Given problem:
Gather up the lines that contain "Date".

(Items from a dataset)
## BEGIN

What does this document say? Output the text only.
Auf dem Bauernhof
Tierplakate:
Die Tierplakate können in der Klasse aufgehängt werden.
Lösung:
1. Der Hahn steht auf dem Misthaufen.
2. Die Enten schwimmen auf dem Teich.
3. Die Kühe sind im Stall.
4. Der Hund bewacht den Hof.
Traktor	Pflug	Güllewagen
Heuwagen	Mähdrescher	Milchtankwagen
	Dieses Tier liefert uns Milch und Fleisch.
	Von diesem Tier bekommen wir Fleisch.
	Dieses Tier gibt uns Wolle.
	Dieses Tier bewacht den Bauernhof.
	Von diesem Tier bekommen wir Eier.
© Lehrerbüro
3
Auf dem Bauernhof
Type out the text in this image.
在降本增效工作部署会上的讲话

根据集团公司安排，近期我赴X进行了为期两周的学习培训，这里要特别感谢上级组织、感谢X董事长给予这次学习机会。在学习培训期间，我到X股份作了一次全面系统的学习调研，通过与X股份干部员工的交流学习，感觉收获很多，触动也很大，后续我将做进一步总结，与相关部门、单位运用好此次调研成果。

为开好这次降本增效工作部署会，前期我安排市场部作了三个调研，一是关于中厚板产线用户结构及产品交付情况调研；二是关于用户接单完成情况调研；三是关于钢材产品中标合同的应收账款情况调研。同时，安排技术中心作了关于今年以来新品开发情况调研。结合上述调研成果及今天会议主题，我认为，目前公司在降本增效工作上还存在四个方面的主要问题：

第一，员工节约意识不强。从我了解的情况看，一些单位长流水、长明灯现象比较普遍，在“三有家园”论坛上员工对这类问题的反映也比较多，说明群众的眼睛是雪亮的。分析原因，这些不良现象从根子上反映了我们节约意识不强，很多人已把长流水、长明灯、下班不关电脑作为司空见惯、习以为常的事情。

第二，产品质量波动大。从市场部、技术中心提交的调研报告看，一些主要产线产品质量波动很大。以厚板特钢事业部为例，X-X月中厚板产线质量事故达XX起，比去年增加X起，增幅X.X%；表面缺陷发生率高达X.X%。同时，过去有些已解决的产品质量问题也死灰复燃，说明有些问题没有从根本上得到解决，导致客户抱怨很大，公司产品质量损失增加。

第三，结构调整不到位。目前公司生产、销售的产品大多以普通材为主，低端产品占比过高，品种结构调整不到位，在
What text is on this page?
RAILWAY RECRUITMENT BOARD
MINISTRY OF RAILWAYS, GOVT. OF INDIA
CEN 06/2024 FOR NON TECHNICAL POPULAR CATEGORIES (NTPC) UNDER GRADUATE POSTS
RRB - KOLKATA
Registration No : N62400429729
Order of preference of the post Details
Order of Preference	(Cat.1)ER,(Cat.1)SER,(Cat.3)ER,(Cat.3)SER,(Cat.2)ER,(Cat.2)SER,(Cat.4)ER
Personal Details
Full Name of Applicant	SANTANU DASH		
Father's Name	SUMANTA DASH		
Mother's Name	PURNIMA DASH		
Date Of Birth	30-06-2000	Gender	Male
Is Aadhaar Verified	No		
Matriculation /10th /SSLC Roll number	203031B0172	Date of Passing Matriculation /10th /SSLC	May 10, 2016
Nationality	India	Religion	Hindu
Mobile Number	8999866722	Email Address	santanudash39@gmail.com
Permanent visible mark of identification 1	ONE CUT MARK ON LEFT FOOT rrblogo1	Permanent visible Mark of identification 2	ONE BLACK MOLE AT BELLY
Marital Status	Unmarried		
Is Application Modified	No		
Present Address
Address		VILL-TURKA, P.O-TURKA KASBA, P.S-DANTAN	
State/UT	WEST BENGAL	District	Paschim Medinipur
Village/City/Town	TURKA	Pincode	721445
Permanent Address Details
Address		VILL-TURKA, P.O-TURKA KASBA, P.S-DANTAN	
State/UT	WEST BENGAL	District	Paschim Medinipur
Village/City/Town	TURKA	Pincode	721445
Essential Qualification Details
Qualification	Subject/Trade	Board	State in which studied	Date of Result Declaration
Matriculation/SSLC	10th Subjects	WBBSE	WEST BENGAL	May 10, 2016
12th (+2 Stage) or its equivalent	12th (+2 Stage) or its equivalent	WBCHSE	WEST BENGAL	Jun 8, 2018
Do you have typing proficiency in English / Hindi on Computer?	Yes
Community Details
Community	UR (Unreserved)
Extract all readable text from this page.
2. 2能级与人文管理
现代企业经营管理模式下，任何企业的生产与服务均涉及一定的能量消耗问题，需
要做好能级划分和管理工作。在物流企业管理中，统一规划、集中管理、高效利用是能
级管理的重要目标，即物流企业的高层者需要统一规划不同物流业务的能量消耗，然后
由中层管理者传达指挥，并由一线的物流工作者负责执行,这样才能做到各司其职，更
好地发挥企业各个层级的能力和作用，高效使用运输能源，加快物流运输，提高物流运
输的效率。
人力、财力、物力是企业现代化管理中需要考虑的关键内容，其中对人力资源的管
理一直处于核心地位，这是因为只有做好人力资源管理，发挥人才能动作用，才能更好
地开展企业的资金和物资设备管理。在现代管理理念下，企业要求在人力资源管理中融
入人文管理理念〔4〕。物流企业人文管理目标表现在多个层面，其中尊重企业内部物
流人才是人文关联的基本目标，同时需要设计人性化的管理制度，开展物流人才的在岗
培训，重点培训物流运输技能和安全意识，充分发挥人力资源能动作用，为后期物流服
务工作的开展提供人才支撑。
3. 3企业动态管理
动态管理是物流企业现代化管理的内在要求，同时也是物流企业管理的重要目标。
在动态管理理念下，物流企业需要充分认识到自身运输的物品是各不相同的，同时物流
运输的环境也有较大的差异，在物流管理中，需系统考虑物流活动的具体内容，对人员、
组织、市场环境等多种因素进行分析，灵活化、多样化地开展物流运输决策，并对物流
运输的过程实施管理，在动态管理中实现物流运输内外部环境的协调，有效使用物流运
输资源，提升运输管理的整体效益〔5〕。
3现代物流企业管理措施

## END

Task solution:
Date Of Birth	30-06-2000	Gender	Male
Matriculation /10th /SSLC Roll number	203031B0172	Date of Passing Matriculation /10th /SSLC	May 10, 2016
Qualification	Subject/Trade	Board	State in which studied	Date of Result Declaration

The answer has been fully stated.